## START Data
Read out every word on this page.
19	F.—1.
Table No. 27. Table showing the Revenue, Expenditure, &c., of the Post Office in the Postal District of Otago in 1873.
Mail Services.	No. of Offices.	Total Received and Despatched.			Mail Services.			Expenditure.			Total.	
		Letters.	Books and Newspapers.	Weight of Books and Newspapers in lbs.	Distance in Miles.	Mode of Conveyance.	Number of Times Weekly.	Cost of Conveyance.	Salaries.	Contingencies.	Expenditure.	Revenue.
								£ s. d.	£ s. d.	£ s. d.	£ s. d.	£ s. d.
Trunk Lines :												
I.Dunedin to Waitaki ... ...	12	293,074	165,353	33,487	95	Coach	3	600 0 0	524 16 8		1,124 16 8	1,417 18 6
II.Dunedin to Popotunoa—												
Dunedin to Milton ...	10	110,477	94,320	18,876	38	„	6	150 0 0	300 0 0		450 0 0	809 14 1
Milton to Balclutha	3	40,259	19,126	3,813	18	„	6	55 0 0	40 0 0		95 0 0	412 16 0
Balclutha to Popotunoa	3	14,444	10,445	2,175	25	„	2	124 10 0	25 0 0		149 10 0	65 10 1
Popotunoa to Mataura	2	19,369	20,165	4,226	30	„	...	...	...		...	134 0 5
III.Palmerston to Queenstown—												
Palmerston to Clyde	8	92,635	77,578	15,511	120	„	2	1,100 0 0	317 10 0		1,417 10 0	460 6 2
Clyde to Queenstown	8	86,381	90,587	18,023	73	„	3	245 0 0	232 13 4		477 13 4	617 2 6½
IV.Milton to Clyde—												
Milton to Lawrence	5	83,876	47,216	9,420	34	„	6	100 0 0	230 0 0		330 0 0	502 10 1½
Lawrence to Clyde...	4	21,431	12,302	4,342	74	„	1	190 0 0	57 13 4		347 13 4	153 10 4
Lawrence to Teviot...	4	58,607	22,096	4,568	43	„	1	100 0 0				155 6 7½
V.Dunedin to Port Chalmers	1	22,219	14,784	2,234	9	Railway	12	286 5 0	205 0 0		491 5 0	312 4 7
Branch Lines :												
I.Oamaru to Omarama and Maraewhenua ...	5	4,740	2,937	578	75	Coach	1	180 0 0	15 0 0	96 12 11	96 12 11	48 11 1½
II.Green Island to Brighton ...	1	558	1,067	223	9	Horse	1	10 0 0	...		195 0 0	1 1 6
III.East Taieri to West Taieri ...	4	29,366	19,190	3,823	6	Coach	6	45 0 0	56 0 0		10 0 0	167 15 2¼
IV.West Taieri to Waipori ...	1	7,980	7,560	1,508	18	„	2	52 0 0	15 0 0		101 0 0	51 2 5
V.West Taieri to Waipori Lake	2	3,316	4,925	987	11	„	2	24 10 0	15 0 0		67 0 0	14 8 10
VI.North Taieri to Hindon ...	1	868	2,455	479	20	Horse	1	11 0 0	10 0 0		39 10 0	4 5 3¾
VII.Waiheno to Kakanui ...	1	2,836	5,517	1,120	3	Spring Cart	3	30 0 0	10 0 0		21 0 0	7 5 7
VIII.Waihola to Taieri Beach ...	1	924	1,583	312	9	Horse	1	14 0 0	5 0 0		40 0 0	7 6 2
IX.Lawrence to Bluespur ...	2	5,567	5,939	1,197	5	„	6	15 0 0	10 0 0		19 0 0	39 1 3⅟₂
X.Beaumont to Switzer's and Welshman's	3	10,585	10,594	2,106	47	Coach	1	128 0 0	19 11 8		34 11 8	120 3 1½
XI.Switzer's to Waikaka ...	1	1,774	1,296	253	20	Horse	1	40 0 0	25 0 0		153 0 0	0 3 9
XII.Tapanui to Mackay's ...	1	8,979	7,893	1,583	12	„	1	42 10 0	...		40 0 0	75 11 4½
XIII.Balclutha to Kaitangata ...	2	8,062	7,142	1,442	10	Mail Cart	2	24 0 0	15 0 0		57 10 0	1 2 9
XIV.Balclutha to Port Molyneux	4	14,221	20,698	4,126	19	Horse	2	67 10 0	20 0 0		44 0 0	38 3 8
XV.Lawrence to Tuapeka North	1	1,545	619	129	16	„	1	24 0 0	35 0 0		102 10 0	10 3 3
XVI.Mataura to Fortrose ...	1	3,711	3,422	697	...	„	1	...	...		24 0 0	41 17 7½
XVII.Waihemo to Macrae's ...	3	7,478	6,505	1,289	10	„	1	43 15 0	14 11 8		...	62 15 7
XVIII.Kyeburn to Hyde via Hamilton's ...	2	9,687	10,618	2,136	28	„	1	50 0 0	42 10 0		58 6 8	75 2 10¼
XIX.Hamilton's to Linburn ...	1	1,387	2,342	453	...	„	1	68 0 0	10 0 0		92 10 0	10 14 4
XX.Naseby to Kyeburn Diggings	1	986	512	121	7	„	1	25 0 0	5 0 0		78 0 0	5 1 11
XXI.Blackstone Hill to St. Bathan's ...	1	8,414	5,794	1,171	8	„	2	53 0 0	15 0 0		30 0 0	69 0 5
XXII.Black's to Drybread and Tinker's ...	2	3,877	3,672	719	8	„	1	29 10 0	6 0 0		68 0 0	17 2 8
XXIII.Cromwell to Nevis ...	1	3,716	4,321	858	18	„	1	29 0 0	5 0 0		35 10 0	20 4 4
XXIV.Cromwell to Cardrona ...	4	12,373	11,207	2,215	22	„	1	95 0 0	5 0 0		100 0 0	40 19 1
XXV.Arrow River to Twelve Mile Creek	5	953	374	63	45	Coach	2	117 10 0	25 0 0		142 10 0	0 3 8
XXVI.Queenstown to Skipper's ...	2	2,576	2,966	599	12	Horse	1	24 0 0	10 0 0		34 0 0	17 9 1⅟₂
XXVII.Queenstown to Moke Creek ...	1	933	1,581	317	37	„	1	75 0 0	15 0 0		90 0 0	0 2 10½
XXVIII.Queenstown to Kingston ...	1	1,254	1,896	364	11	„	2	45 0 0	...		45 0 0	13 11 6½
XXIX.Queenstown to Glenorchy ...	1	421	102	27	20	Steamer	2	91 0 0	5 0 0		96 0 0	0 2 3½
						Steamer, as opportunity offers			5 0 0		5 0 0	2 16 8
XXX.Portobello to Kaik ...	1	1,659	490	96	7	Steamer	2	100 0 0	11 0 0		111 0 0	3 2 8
## END Data
Please quote the records above exactly, without skipping a line.

◆ Answer in full
Read out every word on this page.
19	F.—1.
Table No. 27. Table showing the Revenue, Expenditure, &c., of the Post Office in the Postal District of Otago in 1873.
Mail Services.	No. of Offices.	Total Received and Despatched.			Mail Services.			Expenditure.			Total.	
		Letters.	Books and Newspapers.	Weight of Books and Newspapers in lbs.	Distance in Miles.	Mode of Conveyance.	Number of Times Weekly.	Cost of Conveyance.	Salaries.	Contingencies.	Expenditure.	Revenue.
								£ s. d.	£ s. d.	£ s. d.	£ s. d.	£ s. d.
Trunk Lines :												
I.Dunedin to Waitaki ... ...	12	293,074	165,353	33,487	95	Coach	3	600 0 0	524 16 8		1,124 16 8	1,417 18 6
II.Dunedin to Popotunoa—												
Dunedin to Milton ...	10	110,477	94,320	18,876	38	„	6	150 0 0	300 0 0		450 0 0	809 14 1
Milton to Balclutha	3	40,259	19,126	3,813	18	„	6	55 0 0	40 0 0		95 0 0	412 16 0
Balclutha to Popotunoa	3	14,444	10,445	2,175	25	„	2	124 10 0	25 0 0		149 10 0	65 10 1
Popotunoa to Mataura	2	19,369	20,165	4,226	30	„	...	...	...		...	134 0 5
III.Palmerston to Queenstown—												
Palmerston to Clyde	8	92,635	77,578	15,511	120	„	2	1,100 0 0	317 10 0		1,417 10 0	460 6 2
Clyde to Queenstown	8	86,381	90,587	18,023	73	„	3	245 0 0	232 13 4		477 13 4	617 2 6½
IV.Milton to Clyde—												
Milton to Lawrence	5	83,876	47,216	9,420	34	„	6	100 0 0	230 0 0		330 0 0	502 10 1½
Lawrence to Clyde...	4	21,431	12,302	4,342	74	„	1	190 0 0	57 13 4		347 13 4	153 10 4
Lawrence to Teviot...	4	58,607	22,096	4,568	43	„	1	100 0 0				155 6 7½
V.Dunedin to Port Chalmers	1	22,219	14,784	2,234	9	Railway	12	286 5 0	205 0 0		491 5 0	312 4 7
Branch Lines :												
I.Oamaru to Omarama and Maraewhenua ...	5	4,740	2,937	578	75	Coach	1	180 0 0	15 0 0	96 12 11	96 12 11	48 11 1½
II.Green Island to Brighton ...	1	558	1,067	223	9	Horse	1	10 0 0	...		195 0 0	1 1 6
III.East Taieri to West Taieri ...	4	29,366	19,190	3,823	6	Coach	6	45 0 0	56 0 0		10 0 0	167 15 2¼
IV.West Taieri to Waipori ...	1	7,980	7,560	1,508	18	„	2	52 0 0	15 0 0		101 0 0	51 2 5
V.West Taieri to Waipori Lake	2	3,316	4,925	987	11	„	2	24 10 0	15 0 0		67 0 0	14 8 10
VI.North Taieri to Hindon ...	1	868	2,455	479	20	Horse	1	11 0 0	10 0 0		39 10 0	4 5 3¾
VII.Waiheno to Kakanui ...	1	2,836	5,517	1,120	3	Spring Cart	3	30 0 0	10 0 0		21 0 0	7 5 7
VIII.Waihola to Taieri Beach ...	1	924	1,583	312	9	Horse	1	14 0 0	5 0 0		40 0 0	7 6 2
IX.Lawrence to Bluespur ...	2	5,567	5,939	1,197	5	„	6	15 0 0	10 0 0		19 0 0	39 1 3⅟₂
X.Beaumont to Switzer's and Welshman's	3	10,585	10,594	2,106	47	Coach	1	128 0 0	19 11 8		34 11 8	120 3 1½
XI.Switzer's to Waikaka ...	1	1,774	1,296	253	20	Horse	1	40 0 0	25 0 0		153 0 0	0 3 9
XII.Tapanui to Mackay's ...	1	8,979	7,893	1,583	12	„	1	42 10 0	...		40 0 0	75 11 4½
XIII.Balclutha to Kaitangata ...	2	8,062	7,142	1,442	10	Mail Cart	2	24 0 0	15 0 0		57 10 0	1 2 9
XIV.Balclutha to Port Molyneux	4	14,221	20,698	4,126	19	Horse	2	67 10 0	20 0 0		44 0 0	38 3 8
XV.Lawrence to Tuapeka North	1	1,545	619	129	16	„	1	24 0 0	35 0 0		102 10 0	10 3 3
XVI.Mataura to Fortrose ...	1	3,711	3,422	697	...	„	1	...	...		24 0 0	41 17 7½
XVII.Waihemo to Macrae's ...	3	7,478	6,505	1,289	10	„	1	43 15 0	14 11 8		...	62 15 7
XVIII.Kyeburn to Hyde via Hamilton's ...	2	9,687	10,618	2,136	28	„	1	50 0 0	42 10 0		58 6 8	75 2 10¼
XIX.Hamilton's to Linburn ...	1	1,387	2,342	453	...	„	1	68 0 0	10 0 0		92 10 0	10 14 4
XX.Naseby to Kyeburn Diggings	1	986	512	121	7	„	1	25 0 0	5 0 0		78 0 0	5 1 11
XXI.Blackstone Hill to St. Bathan's ...	1	8,414	5,794	1,171	8	„	2	53 0 0	15 0 0		30 0 0	69 0 5
XXII.Black's to Drybread and Tinker's ...	2	3,877	3,672	719	8	„	1	29 10 0	6 0 0		68 0 0	17 2 8
XXIII.Cromwell to Nevis ...	1	3,716	4,321	858	18	„	1	29 0 0	5 0 0		35 10 0	20 4 4
XXIV.Cromwell to Cardrona ...	4	12,373	11,207	2,215	22	„	1	95 0 0	5 0 0		100 0 0	40 19 1
XXV.Arrow River to Twelve Mile Creek	5	953	374	63	45	Coach	2	117 10 0	25 0 0		142 10 0	0 3 8
XXVI.Queenstown to Skipper's ...	2	2,576	2,966	599	12	Horse	1	24 0 0	10 0 0		34 0 0	17 9 1⅟₂
XXVII.Queenstown to Moke Creek ...	1	933	1,581	317	37	„	1	75 0 0	15 0 0		90 0 0	0 2 10½
XXVIII.Queenstown to Kingston ...	1	1,254	1,896	364	11	„	2	45 0 0	...		45 0 0	13 11 6½
XXIX.Queenstown to Glenorchy ...	1	421	102	27	20	Steamer	2	91 0 0	5 0 0		96 0 0	0 2 3½
						Steamer, as opportunity offers			5 0 0		5 0 0	2 16 8
XXX.Portobello to Kaik ...	1	1,659	490	96	7	Steamer	2	100 0 0	11 0 0		111 0 0	3 2 8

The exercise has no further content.